begin DATA TO PROCESS

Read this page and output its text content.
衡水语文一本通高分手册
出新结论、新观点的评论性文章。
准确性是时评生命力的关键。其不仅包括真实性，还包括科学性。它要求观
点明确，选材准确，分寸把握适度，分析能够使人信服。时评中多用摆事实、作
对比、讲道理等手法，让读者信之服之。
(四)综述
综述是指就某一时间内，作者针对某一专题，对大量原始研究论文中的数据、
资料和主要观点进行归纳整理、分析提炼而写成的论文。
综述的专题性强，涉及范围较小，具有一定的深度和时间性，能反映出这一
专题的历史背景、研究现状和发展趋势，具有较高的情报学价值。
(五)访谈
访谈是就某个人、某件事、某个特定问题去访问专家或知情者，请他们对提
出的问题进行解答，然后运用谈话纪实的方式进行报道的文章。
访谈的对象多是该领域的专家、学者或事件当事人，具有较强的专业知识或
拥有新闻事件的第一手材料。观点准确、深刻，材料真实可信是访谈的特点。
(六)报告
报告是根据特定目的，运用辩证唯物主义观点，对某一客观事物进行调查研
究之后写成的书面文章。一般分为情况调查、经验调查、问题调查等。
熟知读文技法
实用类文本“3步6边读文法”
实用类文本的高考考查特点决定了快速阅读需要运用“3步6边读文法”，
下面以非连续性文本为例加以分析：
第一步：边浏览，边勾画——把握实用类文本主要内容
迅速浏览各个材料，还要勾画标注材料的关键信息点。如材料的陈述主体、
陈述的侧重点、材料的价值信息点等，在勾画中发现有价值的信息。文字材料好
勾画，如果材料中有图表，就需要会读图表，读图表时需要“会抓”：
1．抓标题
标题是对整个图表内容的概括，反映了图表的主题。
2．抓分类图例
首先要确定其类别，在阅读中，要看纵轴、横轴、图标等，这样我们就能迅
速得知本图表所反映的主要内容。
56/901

end DATA TO PROCESS

» GIVEN REQUEST
Each record above should be restated word for word.

» WRITTEN SOLUTION
Read this page and output its text content.
衡水语文一本通高分手册
出新结论、新观点的评论性文章。
准确性是时评生命力的关键。其不仅包括真实性，还包括科学性。它要求观
点明确，选材准确，分寸把握适度，分析能够使人信服。时评中多用摆事实、作
对比、讲道理等手法，让读者信之服之。
(四)综述
综述是指就某一时间内，作者针对某一专题，对大量原始研究论文中的数据、
资料和主要观点进行归纳整理、分析提炼而写成的论文。
综述的专题性强，涉及范围较小，具有一定的深度和时间性，能反映出这一
专题的历史背景、研究现状和发展趋势，具有较高的情报学价值。
(五)访谈
访谈是就某个人、某件事、某个特定问题去访问专家或知情者，请他们对提
出的问题进行解答，然后运用谈话纪实的方式进行报道的文章。
访谈的对象多是该领域的专家、学者或事件当事人，具有较强的专业知识或
拥有新闻事件的第一手材料。观点准确、深刻，材料真实可信是访谈的特点。
(六)报告
报告是根据特定目的，运用辩证唯物主义观点，对某一客观事物进行调查研
究之后写成的书面文章。一般分为情况调查、经验调查、问题调查等。
熟知读文技法
实用类文本“3步6边读文法”
实用类文本的高考考查特点决定了快速阅读需要运用“3步6边读文法”，
下面以非连续性文本为例加以分析：
第一步：边浏览，边勾画——把握实用类文本主要内容
迅速浏览各个材料，还要勾画标注材料的关键信息点。如材料的陈述主体、
陈述的侧重点、材料的价值信息点等，在勾画中发现有价值的信息。文字材料好
勾画，如果材料中有图表，就需要会读图表，读图表时需要“会抓”：
1．抓标题
标题是对整个图表内容的概括，反映了图表的主题。
2．抓分类图例
首先要确定其类别，在阅读中，要看纵轴、横轴、图标等，这样我们就能迅
速得知本图表所反映的主要内容。
56/901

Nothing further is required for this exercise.